--- The exercise ---
Find the lines that contain the word "Roupas" and copy each one.
— begin Task inputs —
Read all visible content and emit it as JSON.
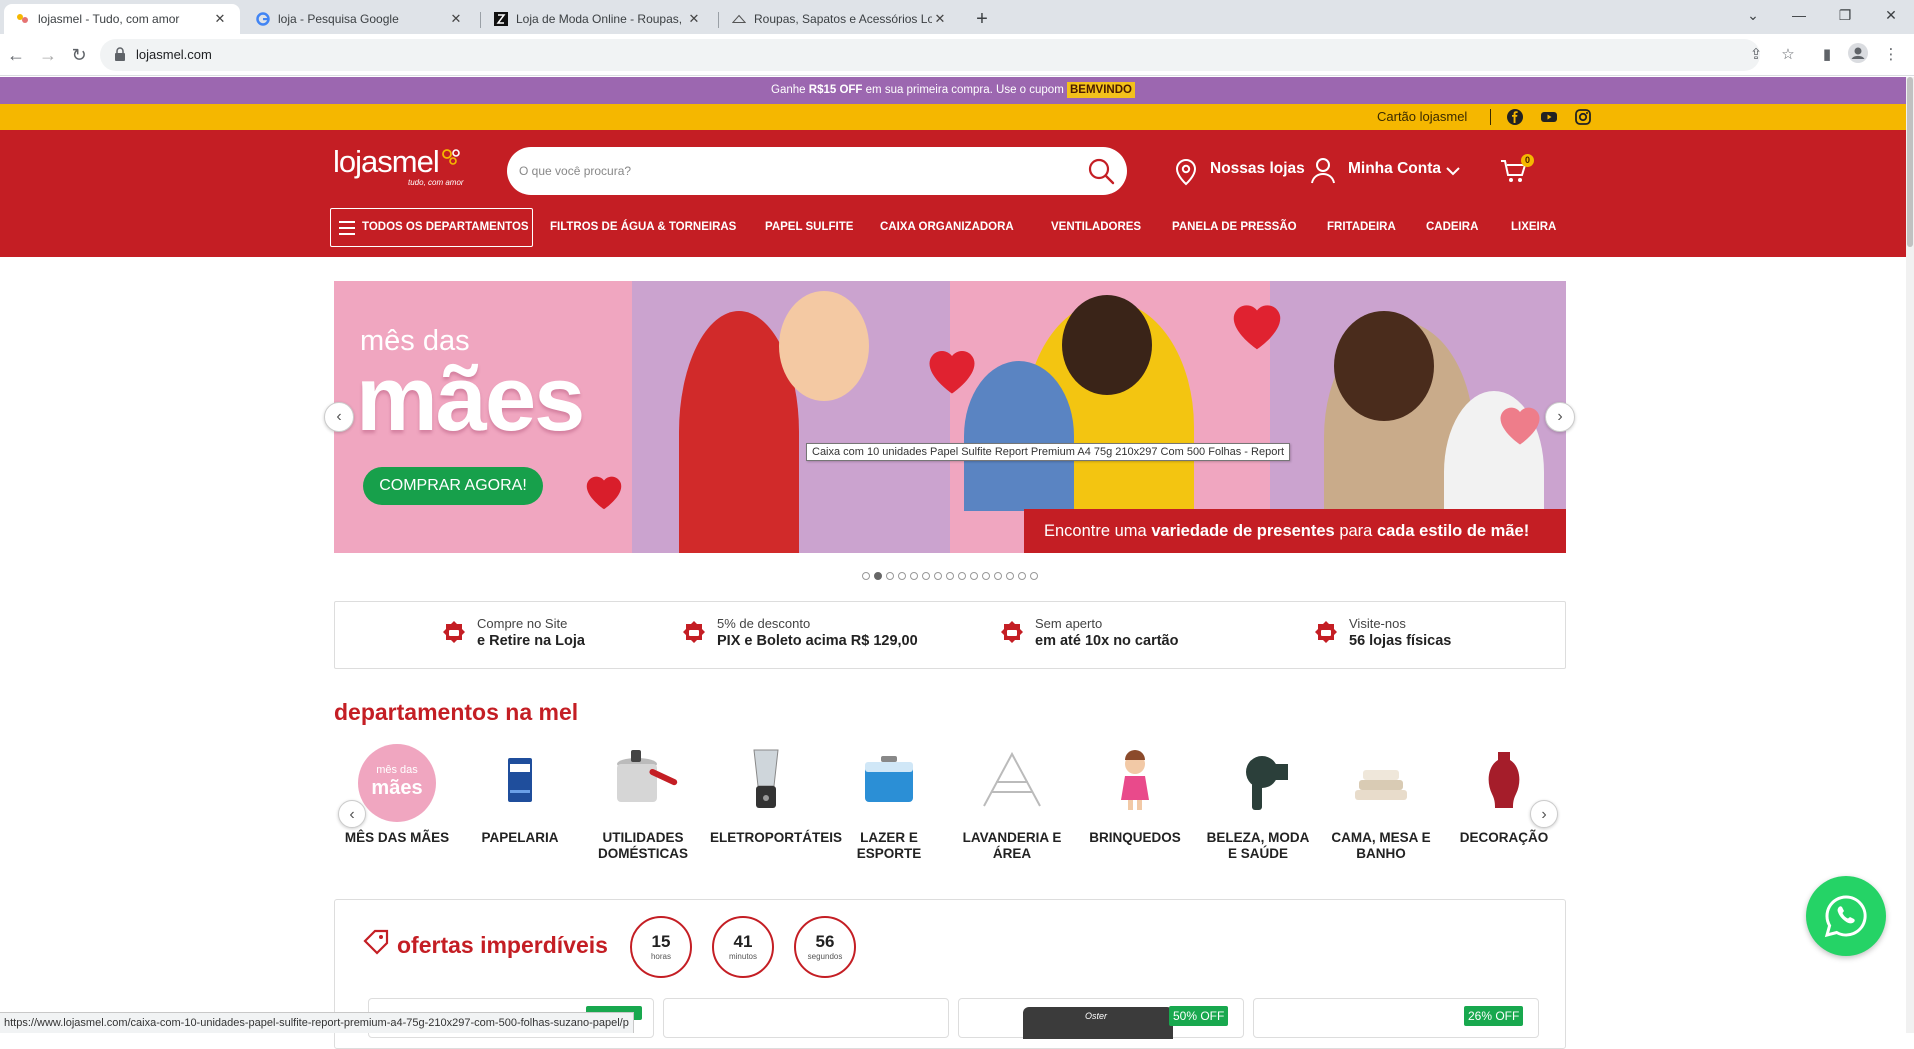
{
  "browser": {
    "tabs": [
      {
        "title": "lojasmel - Tudo, com amor",
        "active": true
      },
      {
        "title": "loja - Pesquisa Google"
      },
      {
        "title": "Loja de Moda Online - Roupas, C"
      },
      {
        "title": "Roupas, Sapatos e Acessórios Lo"
      }
    ],
    "new_tab": "+",
    "url": "lojasmel.com"
  },
  "promo": {
    "text_before": "Ganhe ",
    "amount": "R$15 OFF",
    "text_after": " em sua primeira compra. Use o cupom ",
    "coupon": "BEMVINDO"
  },
  "topbar": {
    "card_link": "Cartão lojasmel"
  },
  "header": {
    "brand": "lojasmel",
    "tagline": "tudo, com amor",
    "search_placeholder": "O que você procura?",
    "stores": "Nossas lojas",
    "account": "Minha Conta",
    "cart_count": "0"
  },
  "menu": {
    "all_departments": "TODOS OS DEPARTAMENTOS",
    "items": [
      "FILTROS DE ÁGUA & TORNEIRAS",
      "PAPEL SULFITE",
      "CAIXA ORGANIZADORA",
      "VENTILADORES",
      "PANELA DE PRESSÃO",
      "FRITADEIRA",
      "CADEIRA",
      "LIXEIRA"
    ]
  },
  "banner": {
    "small_title": "mês das",
    "big_title": "mães",
    "cta": "COMPRAR AGORA!",
    "strip_1": "Encontre uma ",
    "strip_2": "variedade de presentes",
    "strip_3": " para ",
    "strip_4": "cada estilo de mãe!",
    "slide_count": 15,
    "active_slide": 2
  },
  "tooltip": "Caixa com 10 unidades Papel Sulfite Report Premium A4 75g 210x297 Com 500 Folhas - Report",
  "benefits": [
    {
      "line1": "Compre no Site",
      "line2": "e Retire na Loja"
    },
    {
      "line1": "5% de desconto",
      "line2": "PIX e Boleto acima R$ 129,00"
    },
    {
      "line1": "Sem aperto",
      "line2": "em até 10x no cartão"
    },
    {
      "line1": "Visite-nos",
      "line2": "56 lojas físicas"
    }
  ],
  "departments_title": "departamentos na mel",
  "departments": [
    {
      "label": "MÊS DAS MÃES",
      "badge_small": "mês das",
      "badge_big": "mães"
    },
    {
      "label": "PAPELARIA"
    },
    {
      "label": "UTILIDADES DOMÉSTICAS"
    },
    {
      "label": "ELETROPORTÁTEIS"
    },
    {
      "label": "LAZER E ESPORTE"
    },
    {
      "label": "LAVANDERIA E ÁREA"
    },
    {
      "label": "BRINQUEDOS"
    },
    {
      "label": "BELEZA, MODA E SAÚDE"
    },
    {
      "label": "CAMA, MESA E BANHO"
    },
    {
      "label": "DECORAÇÃO"
    }
  ],
  "offers": {
    "title": "ofertas imperdíveis",
    "timer": [
      {
        "value": "15",
        "unit": "horas"
      },
      {
        "value": "41",
        "unit": "minutos"
      },
      {
        "value": "56",
        "unit": "segundos"
      }
    ],
    "badges": [
      "50% OFF",
      "26% OFF"
    ],
    "product_brand": "Oster"
  },
  "status_url": "https://www.lojasmel.com/caixa-com-10-unidades-papel-sulfite-report-premium-a4-75g-210x297-com-500-folhas-suzano-papel/p",
  "colors": {
    "brand_red": "#c41e24",
    "promo_purple": "#9c67b0",
    "yellow": "#f5b700",
    "green": "#17a04b",
    "whatsapp": "#25d366"
  }
}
— end Task inputs —
--- Result of this exercise ---
        "title": "Loja de Moda Online - Roupas, C"
        "title": "Roupas, Sapatos e Acessórios Lo"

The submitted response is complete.